== The task ==
Identify and reproduce every line holding the string "title".

== Excerpted data ==
◇ ◇ ◇

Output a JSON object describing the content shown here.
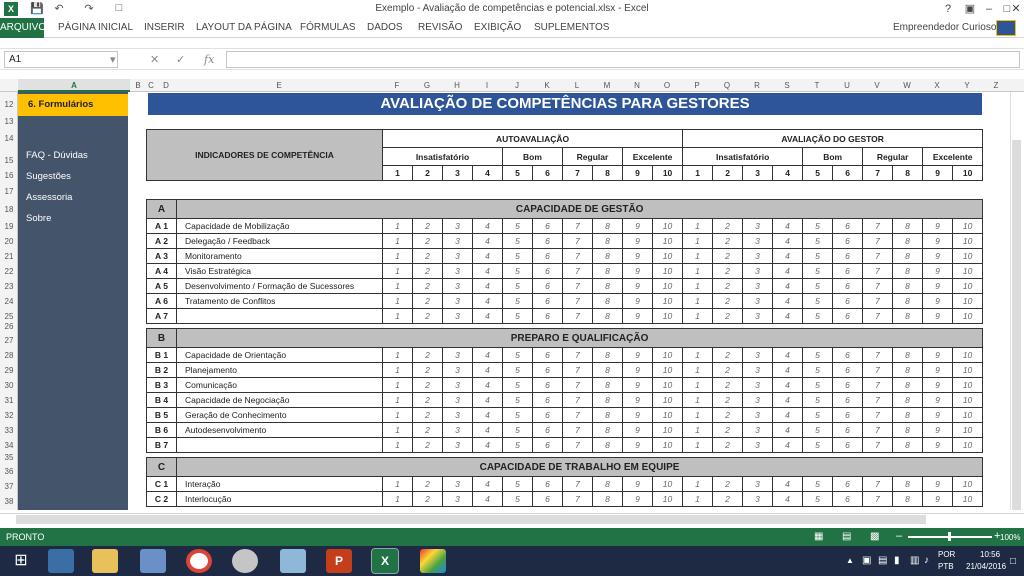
{
  "window": {
    "title": "Exemplo - Avaliação de competências e potencial.xlsx - Excel",
    "user": "Empreendedor Curioso"
  },
  "ribbon": {
    "file_tab": "ARQUIVO",
    "tabs": [
      "PÁGINA INICIAL",
      "INSERIR",
      "LAYOUT DA PÁGINA",
      "FÓRMULAS",
      "DADOS",
      "REVISÃO",
      "EXIBIÇÃO",
      "SUPLEMENTOS"
    ]
  },
  "formula_bar": {
    "name_box": "A1",
    "formula": ""
  },
  "columns": [
    "A",
    "B",
    "C",
    "D",
    "E",
    "F",
    "G",
    "H",
    "I",
    "J",
    "K",
    "L",
    "M",
    "N",
    "O",
    "P",
    "Q",
    "R",
    "S",
    "T",
    "U",
    "V",
    "W",
    "X",
    "Y",
    "Z"
  ],
  "rows": [
    "12",
    "13",
    "14",
    "15",
    "16",
    "17",
    "18",
    "19",
    "20",
    "21",
    "22",
    "23",
    "24",
    "25",
    "26",
    "27",
    "28",
    "29",
    "30",
    "31",
    "32",
    "33",
    "34",
    "35",
    "36",
    "37",
    "38"
  ],
  "sidebar": {
    "active": "6. Formulários",
    "items": [
      "FAQ - Dúvidas",
      "Sugestões",
      "Assessoria",
      "Sobre"
    ]
  },
  "sheet": {
    "title": "AVALIAÇÃO DE COMPETÊNCIAS PARA GESTORES",
    "indicators_header": "INDICADORES DE COMPETÊNCIA",
    "self_header": "AUTOAVALIAÇÃO",
    "manager_header": "AVALIAÇÃO DO GESTOR",
    "scale_groups": [
      "Insatisfatório",
      "Bom",
      "Regular",
      "Excelente"
    ],
    "scale": [
      "1",
      "2",
      "3",
      "4",
      "5",
      "6",
      "7",
      "8",
      "9",
      "10"
    ],
    "sections": [
      {
        "code": "A",
        "title": "CAPACIDADE DE GESTÃO",
        "items": [
          {
            "code": "A 1",
            "label": "Capacidade de Mobilização"
          },
          {
            "code": "A 2",
            "label": "Delegação / Feedback"
          },
          {
            "code": "A 3",
            "label": "Monitoramento"
          },
          {
            "code": "A 4",
            "label": "Visão Estratégica"
          },
          {
            "code": "A 5",
            "label": "Desenvolvimento / Formação de Sucessores"
          },
          {
            "code": "A 6",
            "label": "Tratamento de Conflitos"
          },
          {
            "code": "A 7",
            "label": ""
          }
        ]
      },
      {
        "code": "B",
        "title": "PREPARO E QUALIFICAÇÃO",
        "items": [
          {
            "code": "B 1",
            "label": "Capacidade de Orientação"
          },
          {
            "code": "B 2",
            "label": "Planejamento"
          },
          {
            "code": "B 3",
            "label": "Comunicação"
          },
          {
            "code": "B 4",
            "label": "Capacidade de Negociação"
          },
          {
            "code": "B 5",
            "label": "Geração de Conhecimento"
          },
          {
            "code": "B 6",
            "label": "Autodesenvolvimento"
          },
          {
            "code": "B 7",
            "label": ""
          }
        ]
      },
      {
        "code": "C",
        "title": "CAPACIDADE DE TRABALHO EM EQUIPE",
        "items": [
          {
            "code": "C 1",
            "label": "Interação"
          },
          {
            "code": "C 2",
            "label": "Interlocução"
          }
        ]
      }
    ]
  },
  "status": {
    "ready": "PRONTO",
    "zoom": "100%"
  },
  "taskbar": {
    "lang": "POR",
    "kbd": "PTB",
    "time": "10:56",
    "date": "21/04/2016"
  }
}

◇ ◇ ◇

== Written solution ==
    "title": "Exemplo - Avaliação de competências e potencial.xlsx - Excel",
    "title": "AVALIAÇÃO DE COMPETÊNCIAS PARA GESTORES",
        "title": "CAPACIDADE DE GESTÃO",
        "title": "PREPARO E QUALIFICAÇÃO",
        "title": "CAPACIDADE DE TRABALHO EM EQUIPE",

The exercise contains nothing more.